— BEGIN MATERIAL PROVIDED —
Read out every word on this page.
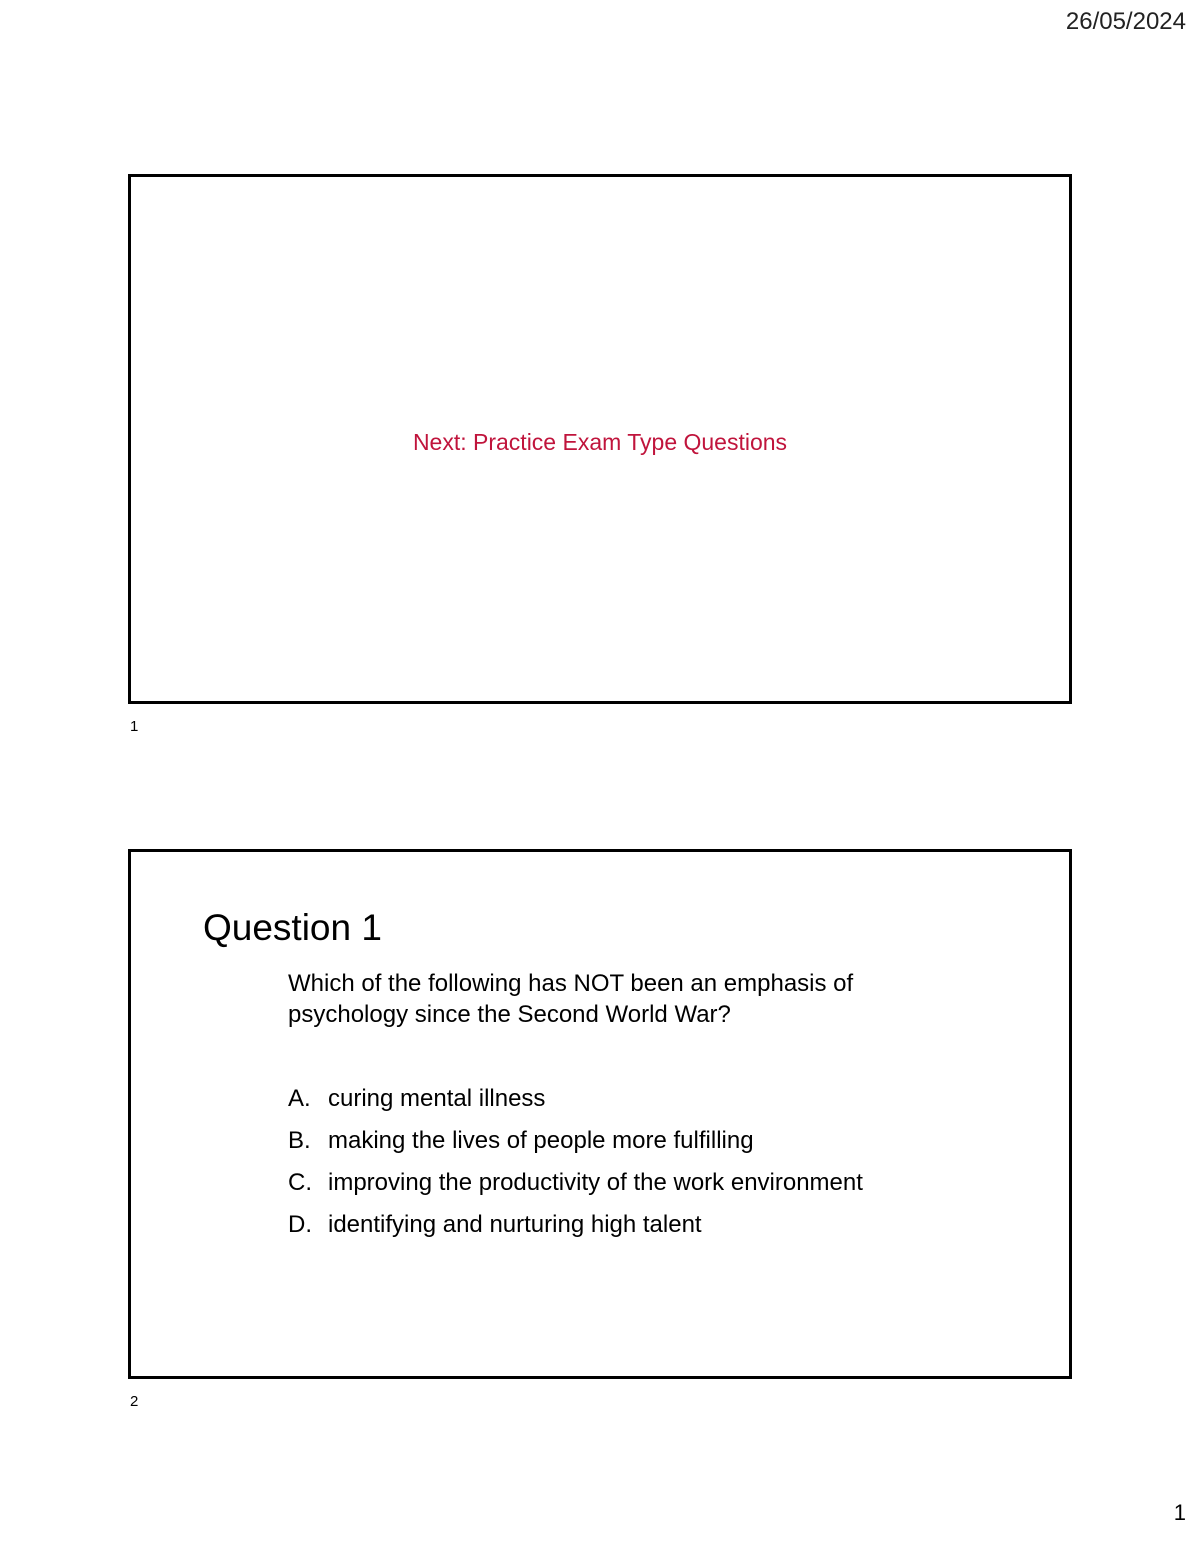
26/05/2024
Next: Practice Exam Type Questions
1
Question 1
Which of the following has NOT been an emphasis of psychology since the Second World War?
A. curing mental illness
B. making the lives of people more fulfilling
C. improving the productivity of the work environment
D. identifying and nurturing high talent
2
1
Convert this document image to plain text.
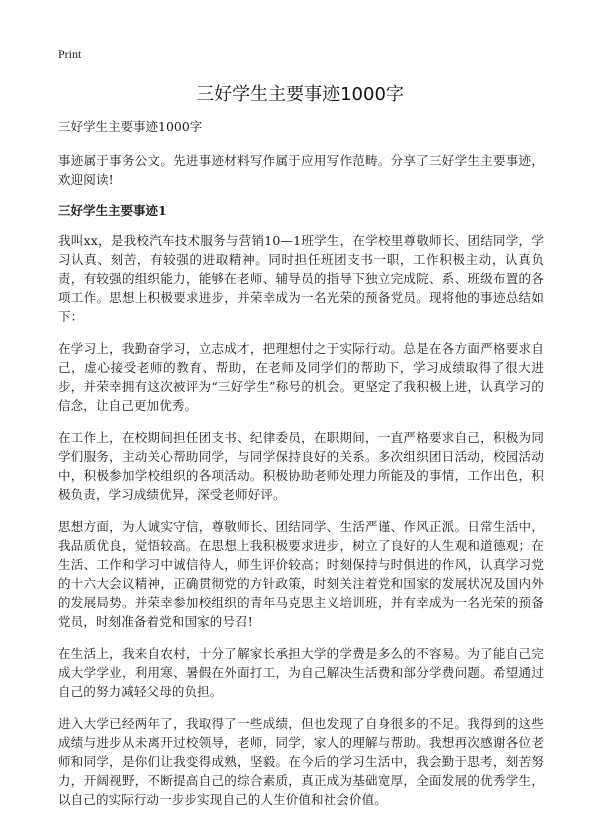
Print
三好学生主要事迹1000字
三好学生主要事迹1000字

事迹属于事务公文。先进事迹材料写作属于应用写作范畴。分享了三好学生主要事迹，欢迎阅读!

三好学生主要事迹1

我叫xx，是我校汽车技术服务与营销10—1班学生，在学校里尊敬师长、团结同学，学习认真、刻苦，有较强的进取精神。同时担任班团支书一职，工作积极主动，认真负责，有较强的组织能力，能够在老师、辅导员的指导下独立完成院、系、班级布置的各项工作。思想上积极要求进步，并荣幸成为一名光荣的预备党员。现将他的事迹总结如下：

在学习上，我勤奋学习，立志成才，把理想付之于实际行动。总是在各方面严格要求自己，虚心接受老师的教育、帮助，在老师及同学们的帮助下，学习成绩取得了很大进步，并荣幸拥有这次被评为“三好学生”称号的机会。更坚定了我积极上进，认真学习的信念，让自己更加优秀。

在工作上，在校期间担任团支书、纪律委员，在职期间，一直严格要求自己，积极为同学们服务，主动关心帮助同学，与同学保持良好的关系。多次组织团日活动，校园活动中，积极参加学校组织的各项活动。积极协助老师处理力所能及的事情，工作出色，积极负责，学习成绩优异，深受老师好评。

思想方面，为人诚实守信，尊敬师长、团结同学、生活严谨、作风正派。日常生活中，我品质优良，觉悟较高。在思想上我积极要求进步，树立了良好的人生观和道德观；在生活、工作和学习中诚信待人，师生评价较高；时刻保持与时俱进的作风，认真学习党的十六大会议精神，正确贯彻党的方针政策，时刻关注着党和国家的发展状况及国内外的发展局势。并荣幸参加校组织的青年马克思主义培训班，并有幸成为一名光荣的预备党员，时刻准备着党和国家的号召!

在生活上，我来自农村，十分了解家长承担大学的学费是多么的不容易。为了能自己完成大学学业，利用寒、暑假在外面打工，为自己解决生活费和部分学费问题。希望通过自己的努力减轻父母的负担。

进入大学已经两年了，我取得了一些成绩，但也发现了自身很多的不足。我得到的这些成绩与进步从未离开过校领导，老师，同学，家人的理解与帮助。我想再次感谢各位老师和同学，是你们让我变得成熟，坚毅。在今后的学习生活中，我会勤于思考，刻苦努力，开阔视野，不断提高自己的综合素质，真正成为基础宽厚，全面发展的优秀学生，以自己的实际行动一步步实现自己的人生价值和社会价值。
— END MATERIAL PROVIDED —
Pick out every line above that contains the word "团结同学" and copy it.

TASK SOLUTION:
我叫xx，是我校汽车技术服务与营销10—1班学生，在学校里尊敬师长、团结同学，学习认真、刻苦，有较强的进取精神。同时担任班团支书一职，工作积极主动，认真负责，有较强的组织能力，能够在老师、辅导员的指导下独立完成院、系、班级布置的各项工作。思想上积极要求进步，并荣幸成为一名光荣的预备党员。现将他的事迹总结如下：
思想方面，为人诚实守信，尊敬师长、团结同学、生活严谨、作风正派。日常生活中，我品质优良，觉悟较高。在思想上我积极要求进步，树立了良好的人生观和道德观；在生活、工作和学习中诚信待人，师生评价较高；时刻保持与时俱进的作风，认真学习党的十六大会议精神，正确贯彻党的方针政策，时刻关注着党和国家的发展状况及国内外的发展局势。并荣幸参加校组织的青年马克思主义培训班，并有幸成为一名光荣的预备党员，时刻准备着党和国家的号召!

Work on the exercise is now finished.